[Stored records]
[START]

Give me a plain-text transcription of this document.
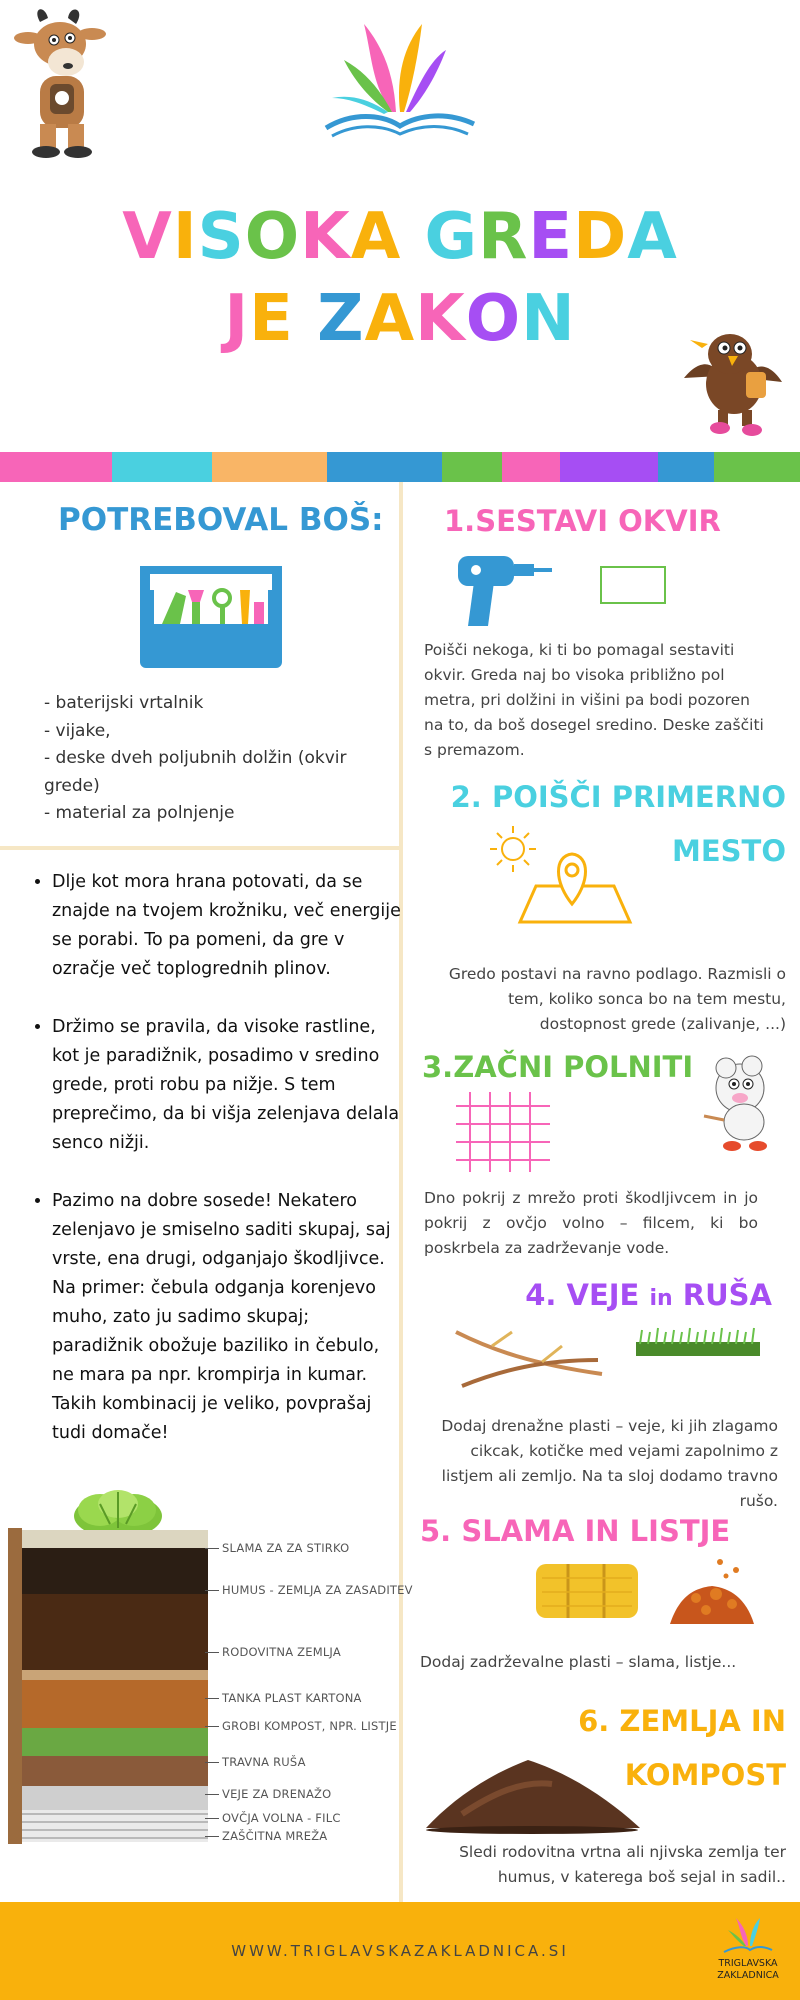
VISOKA GREDA
JE ZAKON
POTREBOVAL BOŠ:
- baterijski vrtalnik
- vijake,
- deske dveh poljubnih dolžin (okvir grede)
- material za polnjenje
• Dlje kot mora hrana potovati, da se znajde na tvojem krožniku, več energije se porabi. To pa pomeni, da gre v ozračje več toplogrednih plinov.
• Držimo se pravila, da visoke rastline, kot je paradižnik, posadimo v sredino grede, proti robu pa nižje. S tem preprečimo, da bi višja zelenjava delala senco nižji.
• Pazimo na dobre sosede! Nekatero zelenjavo je smiselno saditi skupaj, saj vrste, ena drugi, odganjajo škodljivce. Na primer: čebula odganja korenjevo muho, zato ju sadimo skupaj; paradižnik obožuje baziliko in čebulo, ne mara pa npr. krompirja in kumar. Takih kombinacij je veliko, povprašaj tudi domače!
SLAMA ZA ZA STIRKO
HUMUS - ZEMLJA ZA ZASADITEV
RODOVITNA ZEMLJA
TANKA PLAST KARTONA
GROBI KOMPOST, NPR. LISTJE
TRAVNA RUŠA
VEJE ZA DRENAŽO
OVČJA VOLNA - FILC
ZAŠČITNA MREŽA
1.SESTAVI OKVIR
Poišči nekoga, ki ti bo pomagal sestaviti okvir. Greda naj bo visoka približno pol metra, pri dolžini in višini pa bodi pozoren na to, da boš dosegel sredino. Deske zaščiti s premazom.
2. POIŠČI PRIMERNO
MESTO
Gredo postavi na ravno podlago. Razmisli o tem, koliko sonca bo na tem mestu, dostopnost grede (zalivanje, ...)
3.ZAČNI POLNITI
Dno pokrij z mrežo proti škodljivcem in jo pokrij z ovčjo volno – filcem, ki bo poskrbela za zadrževanje vode.
4. VEJE in RUŠA
Dodaj drenažne plasti – veje, ki jih zlagamo cikcak, kotičke med vejami zapolnimo z listjem ali zemljo. Na ta sloj dodamo travno rušo.
5. SLAMA IN LISTJE
Dodaj zadrževalne plasti – slama, listje...
6. ZEMLJA IN
KOMPOST
Sledi rodovitna vrtna ali njivska zemlja ter humus, v katerega boš sejal in sadil..
WWW.TRIGLAVSKAZAKLADNICA.SI
TRIGLAVSKA
ZAKLADNICA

[END]

### Stated exercise
Working from the lines above, reproduce the material exactly and exclude its pictures.

### Solution for this problem
Give me a plain-text transcription of this document.
VISOKA GREDA
JE ZAKON
POTREBOVAL BOŠ:
- baterijski vrtalnik
- vijake,
- deske dveh poljubnih dolžin (okvir grede)
- material za polnjenje
• Dlje kot mora hrana potovati, da se znajde na tvojem krožniku, več energije se porabi. To pa pomeni, da gre v ozračje več toplogrednih plinov.
• Držimo se pravila, da visoke rastline, kot je paradižnik, posadimo v sredino grede, proti robu pa nižje. S tem preprečimo, da bi višja zelenjava delala senco nižji.
• Pazimo na dobre sosede! Nekatero zelenjavo je smiselno saditi skupaj, saj vrste, ena drugi, odganjajo škodljivce. Na primer: čebula odganja korenjevo muho, zato ju sadimo skupaj; paradižnik obožuje baziliko in čebulo, ne mara pa npr. krompirja in kumar. Takih kombinacij je veliko, povprašaj tudi domače!
SLAMA ZA ZA STIRKO
HUMUS - ZEMLJA ZA ZASADITEV
RODOVITNA ZEMLJA
TANKA PLAST KARTONA
GROBI KOMPOST, NPR. LISTJE
TRAVNA RUŠA
VEJE ZA DRENAŽO
OVČJA VOLNA - FILC
ZAŠČITNA MREŽA
1.SESTAVI OKVIR
Poišči nekoga, ki ti bo pomagal sestaviti okvir. Greda naj bo visoka približno pol metra, pri dolžini in višini pa bodi pozoren na to, da boš dosegel sredino. Deske zaščiti s premazom.
2. POIŠČI PRIMERNO
MESTO
Gredo postavi na ravno podlago. Razmisli o tem, koliko sonca bo na tem mestu, dostopnost grede (zalivanje, ...)
3.ZAČNI POLNITI
Dno pokrij z mrežo proti škodljivcem in jo pokrij z ovčjo volno – filcem, ki bo poskrbela za zadrževanje vode.
4. VEJE in RUŠA
Dodaj drenažne plasti – veje, ki jih zlagamo cikcak, kotičke med vejami zapolnimo z listjem ali zemljo. Na ta sloj dodamo travno rušo.
5. SLAMA IN LISTJE
Dodaj zadrževalne plasti – slama, listje...
6. ZEMLJA IN
KOMPOST
Sledi rodovitna vrtna ali njivska zemlja ter humus, v katerega boš sejal in sadil..
WWW.TRIGLAVSKAZAKLADNICA.SI
TRIGLAVSKA
ZAKLADNICA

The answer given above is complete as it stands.